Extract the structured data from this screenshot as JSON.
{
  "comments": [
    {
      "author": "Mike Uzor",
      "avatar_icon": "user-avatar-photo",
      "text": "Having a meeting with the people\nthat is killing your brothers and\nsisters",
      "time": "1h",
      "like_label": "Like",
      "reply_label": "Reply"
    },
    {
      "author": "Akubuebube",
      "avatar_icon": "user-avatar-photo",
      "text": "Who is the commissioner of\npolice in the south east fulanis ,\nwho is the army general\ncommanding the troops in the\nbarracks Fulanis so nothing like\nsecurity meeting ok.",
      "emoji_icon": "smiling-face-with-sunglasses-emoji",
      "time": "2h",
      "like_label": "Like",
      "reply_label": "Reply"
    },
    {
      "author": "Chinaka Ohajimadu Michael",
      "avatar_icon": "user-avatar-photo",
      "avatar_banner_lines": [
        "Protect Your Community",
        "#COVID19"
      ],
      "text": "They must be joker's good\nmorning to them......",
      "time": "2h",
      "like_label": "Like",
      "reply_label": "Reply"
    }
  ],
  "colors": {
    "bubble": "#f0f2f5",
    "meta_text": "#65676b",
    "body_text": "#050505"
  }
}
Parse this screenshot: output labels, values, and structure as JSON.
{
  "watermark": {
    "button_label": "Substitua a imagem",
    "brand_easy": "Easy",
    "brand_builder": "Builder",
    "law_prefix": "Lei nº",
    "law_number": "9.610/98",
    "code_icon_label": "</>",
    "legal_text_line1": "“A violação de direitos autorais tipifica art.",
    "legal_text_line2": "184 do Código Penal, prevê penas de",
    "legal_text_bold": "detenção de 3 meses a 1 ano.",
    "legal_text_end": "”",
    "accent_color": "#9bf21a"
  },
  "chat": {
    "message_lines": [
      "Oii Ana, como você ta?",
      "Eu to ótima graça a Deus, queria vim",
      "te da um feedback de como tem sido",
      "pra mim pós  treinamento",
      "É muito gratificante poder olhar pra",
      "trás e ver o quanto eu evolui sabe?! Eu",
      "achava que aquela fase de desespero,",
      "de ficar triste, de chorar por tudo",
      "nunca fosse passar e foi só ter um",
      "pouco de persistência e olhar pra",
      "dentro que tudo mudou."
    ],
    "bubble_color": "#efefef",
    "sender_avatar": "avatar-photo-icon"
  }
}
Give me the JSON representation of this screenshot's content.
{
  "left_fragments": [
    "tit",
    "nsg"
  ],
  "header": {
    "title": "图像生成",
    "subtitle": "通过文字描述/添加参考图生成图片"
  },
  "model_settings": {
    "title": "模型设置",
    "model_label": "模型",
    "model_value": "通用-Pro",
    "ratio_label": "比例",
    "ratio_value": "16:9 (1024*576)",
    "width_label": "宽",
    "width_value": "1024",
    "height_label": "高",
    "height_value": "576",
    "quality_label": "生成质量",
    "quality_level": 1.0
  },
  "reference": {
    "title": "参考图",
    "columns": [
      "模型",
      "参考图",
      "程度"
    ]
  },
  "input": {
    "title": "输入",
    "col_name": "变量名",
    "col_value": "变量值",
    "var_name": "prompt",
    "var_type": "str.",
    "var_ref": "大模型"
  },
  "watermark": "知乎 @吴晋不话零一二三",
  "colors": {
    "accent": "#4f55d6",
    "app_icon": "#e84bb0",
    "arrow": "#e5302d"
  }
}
______________________________
§ **Exercise instructions**:
Make an exact copy of the records.

§ **Exercise answer**:
Extract the structured data from this screenshot as JSON.
{
  "comments": [
    {
      "author": "Mike Uzor",
      "avatar_icon": "user-avatar-photo",
      "text": "Having a meeting with the people\nthat is killing your brothers and\nsisters",
      "time": "1h",
      "like_label": "Like",
      "reply_label": "Reply"
    },
    {
      "author": "Akubuebube",
      "avatar_icon": "user-avatar-photo",
      "text": "Who is the commissioner of\npolice in the south east fulanis ,\nwho is the army general\ncommanding the troops in the\nbarracks Fulanis so nothing like\nsecurity meeting ok.",
      "emoji_icon": "smiling-face-with-sunglasses-emoji",
      "time": "2h",
      "like_label": "Like",
      "reply_label": "Reply"
    },
    {
      "author": "Chinaka Ohajimadu Michael",
      "avatar_icon": "user-avatar-photo",
      "avatar_banner_lines": [
        "Protect Your Community",
        "#COVID19"
      ],
      "text": "They must be joker's good\nmorning to them......",
      "time": "2h",
      "like_label": "Like",
      "reply_label": "Reply"
    }
  ],
  "colors": {
    "bubble": "#f0f2f5",
    "meta_text": "#65676b",
    "body_text": "#050505"
  }
}
Parse this screenshot: output labels, values, and structure as JSON.
{
  "watermark": {
    "button_label": "Substitua a imagem",
    "brand_easy": "Easy",
    "brand_builder": "Builder",
    "law_prefix": "Lei nº",
    "law_number": "9.610/98",
    "code_icon_label": "</>",
    "legal_text_line1": "“A violação de direitos autorais tipifica art.",
    "legal_text_line2": "184 do Código Penal, prevê penas de",
    "legal_text_bold": "detenção de 3 meses a 1 ano.",
    "legal_text_end": "”",
    "accent_color": "#9bf21a"
  },
  "chat": {
    "message_lines": [
      "Oii Ana, como você ta?",
      "Eu to ótima graça a Deus, queria vim",
      "te da um feedback de como tem sido",
      "pra mim pós  treinamento",
      "É muito gratificante poder olhar pra",
      "trás e ver o quanto eu evolui sabe?! Eu",
      "achava que aquela fase de desespero,",
      "de ficar triste, de chorar por tudo",
      "nunca fosse passar e foi só ter um",
      "pouco de persistência e olhar pra",
      "dentro que tudo mudou."
    ],
    "bubble_color": "#efefef",
    "sender_avatar": "avatar-photo-icon"
  }
}
Give me the JSON representation of this screenshot's content.
{
  "left_fragments": [
    "tit",
    "nsg"
  ],
  "header": {
    "title": "图像生成",
    "subtitle": "通过文字描述/添加参考图生成图片"
  },
  "model_settings": {
    "title": "模型设置",
    "model_label": "模型",
    "model_value": "通用-Pro",
    "ratio_label": "比例",
    "ratio_value": "16:9 (1024*576)",
    "width_label": "宽",
    "width_value": "1024",
    "height_label": "高",
    "height_value": "576",
    "quality_label": "生成质量",
    "quality_level": 1.0
  },
  "reference": {
    "title": "参考图",
    "columns": [
      "模型",
      "参考图",
      "程度"
    ]
  },
  "input": {
    "title": "输入",
    "col_name": "变量名",
    "col_value": "变量值",
    "var_name": "prompt",
    "var_type": "str.",
    "var_ref": "大模型"
  },
  "watermark": "知乎 @吴晋不话零一二三",
  "colors": {
    "accent": "#4f55d6",
    "app_icon": "#e84bb0",
    "arrow": "#e5302d"
  }
}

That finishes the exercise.